What needs to be done: Where a line contains the word "Recommend", copy that line in full.

Records for this exercise:
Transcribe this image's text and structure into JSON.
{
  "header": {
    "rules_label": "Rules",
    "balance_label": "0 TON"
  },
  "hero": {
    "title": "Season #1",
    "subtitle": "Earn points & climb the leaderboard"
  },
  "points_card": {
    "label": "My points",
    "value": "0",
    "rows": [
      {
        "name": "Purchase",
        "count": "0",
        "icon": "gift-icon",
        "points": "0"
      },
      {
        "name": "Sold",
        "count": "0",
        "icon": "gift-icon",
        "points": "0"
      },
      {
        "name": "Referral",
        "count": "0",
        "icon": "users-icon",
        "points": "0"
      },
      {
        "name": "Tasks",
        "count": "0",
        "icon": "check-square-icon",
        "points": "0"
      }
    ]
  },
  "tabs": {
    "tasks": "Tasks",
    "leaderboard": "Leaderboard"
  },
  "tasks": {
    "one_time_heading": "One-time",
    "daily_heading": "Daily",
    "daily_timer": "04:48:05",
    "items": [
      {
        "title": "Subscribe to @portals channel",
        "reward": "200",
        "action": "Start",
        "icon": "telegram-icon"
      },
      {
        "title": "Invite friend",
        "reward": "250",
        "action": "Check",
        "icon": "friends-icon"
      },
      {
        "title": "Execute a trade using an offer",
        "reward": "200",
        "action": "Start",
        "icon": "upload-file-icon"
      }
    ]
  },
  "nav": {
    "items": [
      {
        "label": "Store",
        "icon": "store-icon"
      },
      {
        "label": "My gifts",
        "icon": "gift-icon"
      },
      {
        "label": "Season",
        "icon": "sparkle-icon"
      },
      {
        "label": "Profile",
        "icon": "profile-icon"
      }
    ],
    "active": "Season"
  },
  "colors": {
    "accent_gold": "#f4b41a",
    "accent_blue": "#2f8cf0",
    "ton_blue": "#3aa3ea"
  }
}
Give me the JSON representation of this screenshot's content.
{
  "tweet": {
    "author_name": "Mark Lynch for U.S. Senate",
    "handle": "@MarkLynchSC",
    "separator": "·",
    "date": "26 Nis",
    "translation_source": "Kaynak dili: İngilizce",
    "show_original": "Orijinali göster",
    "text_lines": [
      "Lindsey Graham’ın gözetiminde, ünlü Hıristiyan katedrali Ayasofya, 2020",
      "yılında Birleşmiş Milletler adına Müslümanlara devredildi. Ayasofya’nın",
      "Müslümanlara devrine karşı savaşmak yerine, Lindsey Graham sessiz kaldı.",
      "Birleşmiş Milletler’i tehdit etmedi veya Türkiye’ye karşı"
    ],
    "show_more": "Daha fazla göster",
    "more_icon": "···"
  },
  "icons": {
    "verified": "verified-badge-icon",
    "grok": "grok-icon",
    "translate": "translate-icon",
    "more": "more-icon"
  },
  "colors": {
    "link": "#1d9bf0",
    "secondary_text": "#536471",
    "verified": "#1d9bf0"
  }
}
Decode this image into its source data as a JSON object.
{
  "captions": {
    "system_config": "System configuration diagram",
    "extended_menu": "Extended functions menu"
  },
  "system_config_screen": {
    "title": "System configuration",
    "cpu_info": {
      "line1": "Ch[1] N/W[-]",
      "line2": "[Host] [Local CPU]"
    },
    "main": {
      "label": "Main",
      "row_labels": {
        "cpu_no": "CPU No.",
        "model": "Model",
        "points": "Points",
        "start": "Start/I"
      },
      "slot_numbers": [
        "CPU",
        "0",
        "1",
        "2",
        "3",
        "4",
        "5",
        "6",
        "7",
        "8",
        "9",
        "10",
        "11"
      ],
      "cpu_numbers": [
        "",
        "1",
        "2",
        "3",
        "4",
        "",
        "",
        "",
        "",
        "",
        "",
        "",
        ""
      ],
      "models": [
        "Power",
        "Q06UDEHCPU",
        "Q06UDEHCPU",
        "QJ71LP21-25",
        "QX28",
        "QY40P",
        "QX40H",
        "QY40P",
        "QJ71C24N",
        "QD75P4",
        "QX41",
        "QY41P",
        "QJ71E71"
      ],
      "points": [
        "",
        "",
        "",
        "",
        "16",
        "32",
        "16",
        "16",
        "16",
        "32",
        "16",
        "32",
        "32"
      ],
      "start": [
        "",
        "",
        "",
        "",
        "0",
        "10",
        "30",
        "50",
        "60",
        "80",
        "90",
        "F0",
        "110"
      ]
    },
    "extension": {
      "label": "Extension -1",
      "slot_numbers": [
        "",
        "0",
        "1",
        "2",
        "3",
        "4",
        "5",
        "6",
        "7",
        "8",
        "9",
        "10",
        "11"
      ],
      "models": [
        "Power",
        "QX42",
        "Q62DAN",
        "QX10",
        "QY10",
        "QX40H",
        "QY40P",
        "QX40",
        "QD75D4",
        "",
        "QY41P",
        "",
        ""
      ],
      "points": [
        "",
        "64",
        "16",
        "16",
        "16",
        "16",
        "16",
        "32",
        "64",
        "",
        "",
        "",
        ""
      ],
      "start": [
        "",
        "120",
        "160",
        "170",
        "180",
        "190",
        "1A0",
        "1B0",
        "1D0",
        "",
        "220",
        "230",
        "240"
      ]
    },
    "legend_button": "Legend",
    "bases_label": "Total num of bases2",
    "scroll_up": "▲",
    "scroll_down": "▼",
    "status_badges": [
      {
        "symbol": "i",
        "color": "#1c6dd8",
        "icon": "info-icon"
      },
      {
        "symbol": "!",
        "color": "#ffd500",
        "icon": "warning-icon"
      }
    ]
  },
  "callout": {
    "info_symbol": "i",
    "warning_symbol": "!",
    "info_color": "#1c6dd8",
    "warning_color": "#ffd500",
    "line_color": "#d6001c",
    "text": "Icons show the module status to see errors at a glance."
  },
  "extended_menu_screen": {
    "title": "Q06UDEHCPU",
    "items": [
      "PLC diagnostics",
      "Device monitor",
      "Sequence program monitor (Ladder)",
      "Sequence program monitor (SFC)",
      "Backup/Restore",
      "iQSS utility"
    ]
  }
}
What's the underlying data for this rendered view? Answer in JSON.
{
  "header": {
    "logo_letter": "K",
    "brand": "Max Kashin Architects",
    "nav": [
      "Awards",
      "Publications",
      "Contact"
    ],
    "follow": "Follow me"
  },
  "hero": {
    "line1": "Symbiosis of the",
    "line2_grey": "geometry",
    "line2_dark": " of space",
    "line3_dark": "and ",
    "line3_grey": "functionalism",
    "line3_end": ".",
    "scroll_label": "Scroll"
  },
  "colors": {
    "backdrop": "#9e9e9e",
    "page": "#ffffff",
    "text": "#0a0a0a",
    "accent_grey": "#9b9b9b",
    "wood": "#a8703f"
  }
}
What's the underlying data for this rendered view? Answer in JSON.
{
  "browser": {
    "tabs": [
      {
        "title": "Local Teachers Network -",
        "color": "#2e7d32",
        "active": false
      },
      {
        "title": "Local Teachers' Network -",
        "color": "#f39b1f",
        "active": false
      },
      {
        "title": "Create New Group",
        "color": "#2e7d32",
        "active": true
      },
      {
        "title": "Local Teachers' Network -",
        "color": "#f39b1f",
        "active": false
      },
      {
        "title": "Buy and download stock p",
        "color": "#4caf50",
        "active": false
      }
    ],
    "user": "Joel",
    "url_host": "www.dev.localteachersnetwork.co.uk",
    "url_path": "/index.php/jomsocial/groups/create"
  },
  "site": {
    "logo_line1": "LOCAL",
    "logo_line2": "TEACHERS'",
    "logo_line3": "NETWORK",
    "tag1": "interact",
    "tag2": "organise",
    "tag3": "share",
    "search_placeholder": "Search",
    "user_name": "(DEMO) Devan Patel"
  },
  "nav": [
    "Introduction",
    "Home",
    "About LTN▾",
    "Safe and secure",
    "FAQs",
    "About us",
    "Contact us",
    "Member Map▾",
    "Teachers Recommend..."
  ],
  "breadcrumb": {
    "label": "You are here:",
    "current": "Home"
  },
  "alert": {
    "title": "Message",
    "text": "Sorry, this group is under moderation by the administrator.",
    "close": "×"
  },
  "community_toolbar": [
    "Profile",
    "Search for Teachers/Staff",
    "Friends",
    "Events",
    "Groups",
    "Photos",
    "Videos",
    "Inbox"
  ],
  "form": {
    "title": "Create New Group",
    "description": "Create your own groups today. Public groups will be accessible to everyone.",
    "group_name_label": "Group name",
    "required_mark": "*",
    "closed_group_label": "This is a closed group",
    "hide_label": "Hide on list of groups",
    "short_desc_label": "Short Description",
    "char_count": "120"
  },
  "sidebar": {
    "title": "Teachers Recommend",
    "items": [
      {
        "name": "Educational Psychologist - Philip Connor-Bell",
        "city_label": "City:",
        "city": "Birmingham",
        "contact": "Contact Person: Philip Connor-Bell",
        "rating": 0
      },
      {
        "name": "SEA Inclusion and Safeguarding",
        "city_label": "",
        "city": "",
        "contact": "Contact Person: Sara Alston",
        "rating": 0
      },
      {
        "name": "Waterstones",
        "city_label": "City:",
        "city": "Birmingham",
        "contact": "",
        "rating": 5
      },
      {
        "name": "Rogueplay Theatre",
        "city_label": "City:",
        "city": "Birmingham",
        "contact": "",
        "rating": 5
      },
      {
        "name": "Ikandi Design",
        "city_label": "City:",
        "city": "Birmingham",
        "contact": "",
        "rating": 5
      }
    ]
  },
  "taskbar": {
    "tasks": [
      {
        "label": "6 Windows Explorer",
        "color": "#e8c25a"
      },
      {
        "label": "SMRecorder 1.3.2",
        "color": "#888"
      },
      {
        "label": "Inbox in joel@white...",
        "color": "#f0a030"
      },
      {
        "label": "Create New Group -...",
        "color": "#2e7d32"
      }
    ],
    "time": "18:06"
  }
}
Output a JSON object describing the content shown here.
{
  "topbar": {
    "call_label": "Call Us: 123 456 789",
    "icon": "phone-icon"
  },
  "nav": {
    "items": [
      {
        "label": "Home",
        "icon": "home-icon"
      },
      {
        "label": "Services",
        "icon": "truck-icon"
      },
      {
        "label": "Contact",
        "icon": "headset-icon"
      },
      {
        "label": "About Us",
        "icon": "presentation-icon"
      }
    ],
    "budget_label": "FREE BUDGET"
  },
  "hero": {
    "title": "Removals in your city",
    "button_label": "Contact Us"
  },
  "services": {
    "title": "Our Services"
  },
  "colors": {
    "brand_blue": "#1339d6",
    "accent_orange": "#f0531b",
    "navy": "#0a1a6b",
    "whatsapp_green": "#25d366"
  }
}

Result:
    "Teachers Recommend..."
    "title": "Teachers Recommend",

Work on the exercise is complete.